- What is needed
From the passage about MM&W below, list every piece of music whose title appears in quotation marks.

- Document extract
But backstage at the Somerville Theatre on September 29, bassist Chris Wood was quick to dissuade me from the Phish association. Phish, after all, are a rock band, and MM&W play jazz. "They like us, and they play our records at their shows," he said, but other than that, there was little musical connection. And there has been exposure through a stint on the HORDE tour, not a traditional venue for jazz bands (though it is in the spirit of genre-busting festivals produced by Perry Farrell, who brought former Sun Ra Arkestra trumpeter Michael Ray and his band along on ENIT this summer).

These gigs could have effected musical compromise; instead they've become a testament not only to the band's touring stamina but to their musical fortitude. These are three strong musical personalities. Playing around Boston with other bands before joining MM&W, Medeski often came on like a wrecking crew, his Hancock-like rhythmic precision giving way to Cecil Taylor seismic eruptions, showering the bandstand with molten debris. At a MM&W Middle East gig some time ago, Wood wedged a drumstick into his strings and bowed across the top, sending up grunge-like squalls. Oddly enough, drummer Billy Martin is often the most-self-contained, a master of idiomatic detail as well as funk-jazz grooves.

Because of their individual strengths and affinities, the band have blended their myriad influences into an integral whole. When new-jazzers like Joshua Redman and Christian McBride step outside the straight-ahead tradition, they adapt discrete styles to individual pieces, and it's as though they were trying on another Armani jacket. Here we get a piece of James Brown funk, there some electric Miles. But MM&W are always fluid. No choice can present itself without at once suggesting other options. It's typical of the company they've traveled in individually and collectively: the Either/Orchestra, Lounge Lizards, David Byrne, Marc Ribot, Zorn. So, like the Either/Orchestra, they'll arrange diptych medleys with pieces from different parts of the map, Monk's "Bemsha Swing" joined at the hip with Marley's "Lively Up Yourself." They've shown a taste for loungecore ("Last Chance To Trance Dance-Perhaps," from 1995's Friday Afternoon in the Universe) and now movie-music schlock ("Dracula," from Shack-man). But there's nothing they don't reinvent.

- Data listing

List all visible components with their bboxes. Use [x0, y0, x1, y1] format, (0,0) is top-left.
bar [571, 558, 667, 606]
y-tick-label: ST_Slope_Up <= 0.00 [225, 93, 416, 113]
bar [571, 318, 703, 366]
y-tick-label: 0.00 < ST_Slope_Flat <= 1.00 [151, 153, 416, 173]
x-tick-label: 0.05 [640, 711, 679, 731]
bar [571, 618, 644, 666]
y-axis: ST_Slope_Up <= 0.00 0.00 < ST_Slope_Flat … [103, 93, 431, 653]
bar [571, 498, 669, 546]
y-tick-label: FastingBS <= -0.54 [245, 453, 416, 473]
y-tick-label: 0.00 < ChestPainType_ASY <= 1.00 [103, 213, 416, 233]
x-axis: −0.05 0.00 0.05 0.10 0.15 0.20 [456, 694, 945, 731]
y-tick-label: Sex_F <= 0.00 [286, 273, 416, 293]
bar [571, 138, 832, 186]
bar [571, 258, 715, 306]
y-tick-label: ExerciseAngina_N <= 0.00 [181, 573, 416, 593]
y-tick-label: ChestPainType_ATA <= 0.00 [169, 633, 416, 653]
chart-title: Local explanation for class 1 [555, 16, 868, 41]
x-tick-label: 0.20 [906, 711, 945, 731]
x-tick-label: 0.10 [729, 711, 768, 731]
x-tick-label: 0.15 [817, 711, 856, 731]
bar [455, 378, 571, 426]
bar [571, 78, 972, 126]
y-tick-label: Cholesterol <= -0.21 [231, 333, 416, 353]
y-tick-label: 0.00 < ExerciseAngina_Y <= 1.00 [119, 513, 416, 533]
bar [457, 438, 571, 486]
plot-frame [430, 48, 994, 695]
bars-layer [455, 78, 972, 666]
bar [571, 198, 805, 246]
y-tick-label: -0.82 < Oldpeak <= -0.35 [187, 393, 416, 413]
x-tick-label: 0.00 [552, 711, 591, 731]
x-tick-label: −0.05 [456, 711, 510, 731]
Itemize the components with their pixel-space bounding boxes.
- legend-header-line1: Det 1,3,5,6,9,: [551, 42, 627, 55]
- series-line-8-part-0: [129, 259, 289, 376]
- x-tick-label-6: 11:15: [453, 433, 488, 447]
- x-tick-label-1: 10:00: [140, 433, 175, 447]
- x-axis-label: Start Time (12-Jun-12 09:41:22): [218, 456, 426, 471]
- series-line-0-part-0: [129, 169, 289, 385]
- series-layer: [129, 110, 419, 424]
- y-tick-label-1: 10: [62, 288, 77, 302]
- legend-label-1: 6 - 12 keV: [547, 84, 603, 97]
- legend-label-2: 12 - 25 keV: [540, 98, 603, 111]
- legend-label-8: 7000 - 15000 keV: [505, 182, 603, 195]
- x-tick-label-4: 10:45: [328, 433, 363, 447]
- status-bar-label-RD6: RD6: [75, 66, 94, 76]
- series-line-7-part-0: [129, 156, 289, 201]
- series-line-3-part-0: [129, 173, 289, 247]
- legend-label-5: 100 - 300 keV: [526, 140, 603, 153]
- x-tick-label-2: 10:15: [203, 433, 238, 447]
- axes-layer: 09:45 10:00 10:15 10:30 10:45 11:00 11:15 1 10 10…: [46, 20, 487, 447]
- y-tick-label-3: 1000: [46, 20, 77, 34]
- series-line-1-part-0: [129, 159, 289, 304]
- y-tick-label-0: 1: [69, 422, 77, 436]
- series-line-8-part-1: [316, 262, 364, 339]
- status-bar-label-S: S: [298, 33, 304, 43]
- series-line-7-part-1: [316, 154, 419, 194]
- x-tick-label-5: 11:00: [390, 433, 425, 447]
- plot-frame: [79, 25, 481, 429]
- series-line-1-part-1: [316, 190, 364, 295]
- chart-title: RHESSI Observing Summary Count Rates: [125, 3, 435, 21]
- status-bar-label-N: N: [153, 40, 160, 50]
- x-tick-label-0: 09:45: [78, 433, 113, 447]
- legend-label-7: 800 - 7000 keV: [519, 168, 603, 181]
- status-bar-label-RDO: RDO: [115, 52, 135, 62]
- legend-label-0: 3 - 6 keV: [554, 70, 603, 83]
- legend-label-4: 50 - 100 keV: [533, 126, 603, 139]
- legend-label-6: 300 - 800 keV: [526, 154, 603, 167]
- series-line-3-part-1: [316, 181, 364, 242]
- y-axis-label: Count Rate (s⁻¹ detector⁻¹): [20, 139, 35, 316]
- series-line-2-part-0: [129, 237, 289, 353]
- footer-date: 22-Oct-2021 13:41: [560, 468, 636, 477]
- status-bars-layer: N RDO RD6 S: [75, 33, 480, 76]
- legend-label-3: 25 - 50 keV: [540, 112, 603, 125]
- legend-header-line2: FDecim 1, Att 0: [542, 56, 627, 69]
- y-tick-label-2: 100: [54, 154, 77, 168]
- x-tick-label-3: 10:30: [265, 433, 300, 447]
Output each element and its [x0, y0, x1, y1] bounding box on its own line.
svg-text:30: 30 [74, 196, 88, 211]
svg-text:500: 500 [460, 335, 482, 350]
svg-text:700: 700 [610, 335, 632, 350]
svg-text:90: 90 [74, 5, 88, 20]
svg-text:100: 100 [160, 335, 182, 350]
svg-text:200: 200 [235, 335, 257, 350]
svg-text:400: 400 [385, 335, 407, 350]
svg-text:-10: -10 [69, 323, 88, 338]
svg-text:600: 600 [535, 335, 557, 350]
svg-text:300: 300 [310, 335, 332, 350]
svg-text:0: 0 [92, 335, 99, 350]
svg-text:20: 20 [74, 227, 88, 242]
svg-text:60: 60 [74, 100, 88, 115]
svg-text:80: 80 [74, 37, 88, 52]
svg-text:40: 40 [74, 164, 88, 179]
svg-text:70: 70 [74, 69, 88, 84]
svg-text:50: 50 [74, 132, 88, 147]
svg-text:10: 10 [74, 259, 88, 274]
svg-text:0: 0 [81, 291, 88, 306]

- Solution below
- "Bemsha Swing"
- "Lively Up Yourself"
- "Last Chance To Trance Dance-Perhaps"
- "Dracula"